EXERCISE MATERIAL »
::::

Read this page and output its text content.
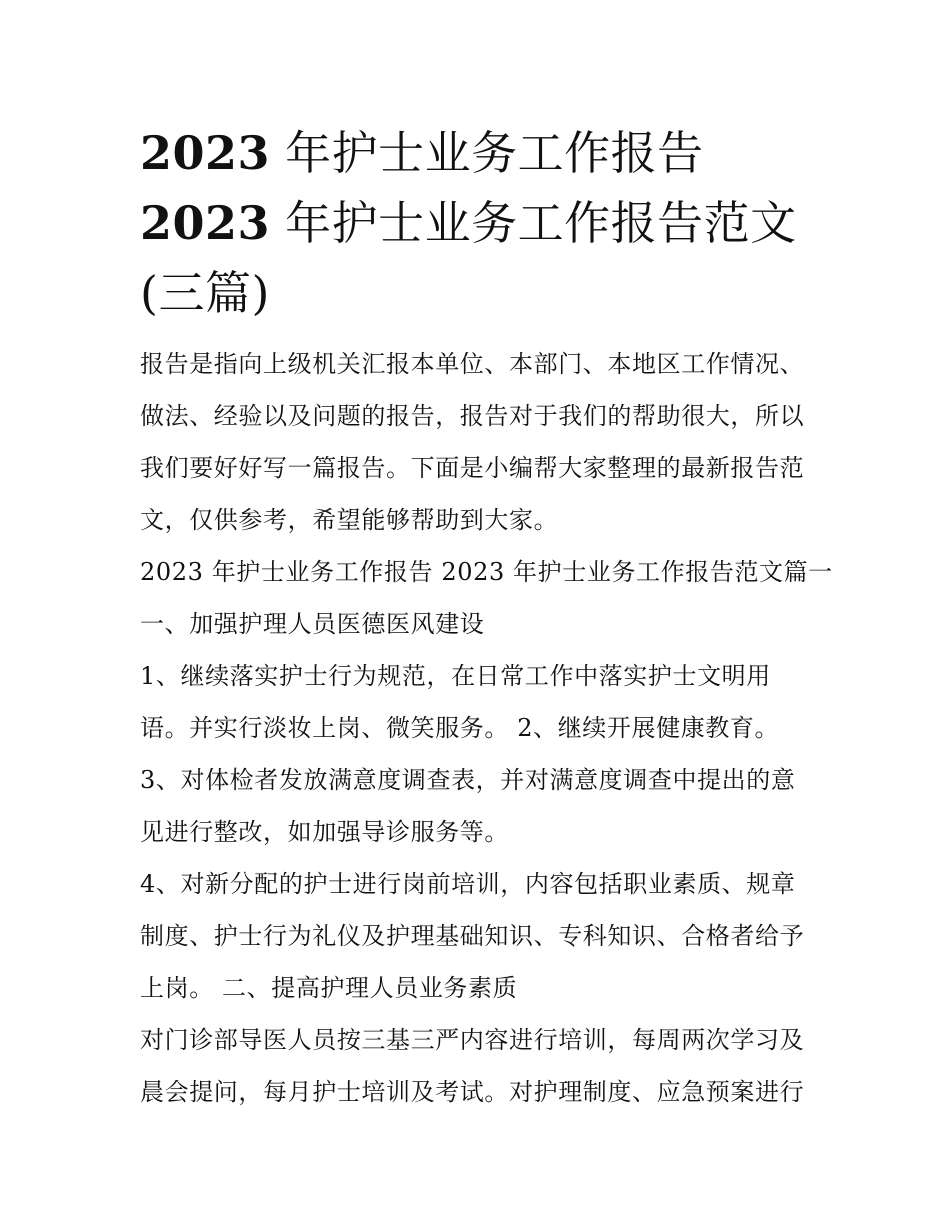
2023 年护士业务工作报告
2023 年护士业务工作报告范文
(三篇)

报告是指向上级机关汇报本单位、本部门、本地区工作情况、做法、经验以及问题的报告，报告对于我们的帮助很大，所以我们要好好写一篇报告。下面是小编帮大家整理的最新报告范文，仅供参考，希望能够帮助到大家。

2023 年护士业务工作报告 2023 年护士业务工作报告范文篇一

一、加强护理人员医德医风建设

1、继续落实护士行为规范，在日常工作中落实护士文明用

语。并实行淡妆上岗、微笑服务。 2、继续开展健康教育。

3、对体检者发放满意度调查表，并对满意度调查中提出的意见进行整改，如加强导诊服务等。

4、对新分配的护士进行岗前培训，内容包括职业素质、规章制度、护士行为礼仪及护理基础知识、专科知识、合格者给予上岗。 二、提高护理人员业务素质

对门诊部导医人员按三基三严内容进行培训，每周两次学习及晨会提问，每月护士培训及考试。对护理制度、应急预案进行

::::

YOUR OBJECTIVE » Go through the data above and transcribe it in full, omitting any image.

TASK ANSWER »
Read this page and output its text content.
2023 年护士业务工作报告
2023 年护士业务工作报告范文
(三篇)

报告是指向上级机关汇报本单位、本部门、本地区工作情况、做法、经验以及问题的报告，报告对于我们的帮助很大，所以我们要好好写一篇报告。下面是小编帮大家整理的最新报告范文，仅供参考，希望能够帮助到大家。

2023 年护士业务工作报告 2023 年护士业务工作报告范文篇一

一、加强护理人员医德医风建设

1、继续落实护士行为规范，在日常工作中落实护士文明用

语。并实行淡妆上岗、微笑服务。 2、继续开展健康教育。

3、对体检者发放满意度调查表，并对满意度调查中提出的意见进行整改，如加强导诊服务等。

4、对新分配的护士进行岗前培训，内容包括职业素质、规章制度、护士行为礼仪及护理基础知识、专科知识、合格者给予上岗。 二、提高护理人员业务素质

对门诊部导医人员按三基三严内容进行培训，每周两次学习及晨会提问，每月护士培训及考试。对护理制度、应急预案进行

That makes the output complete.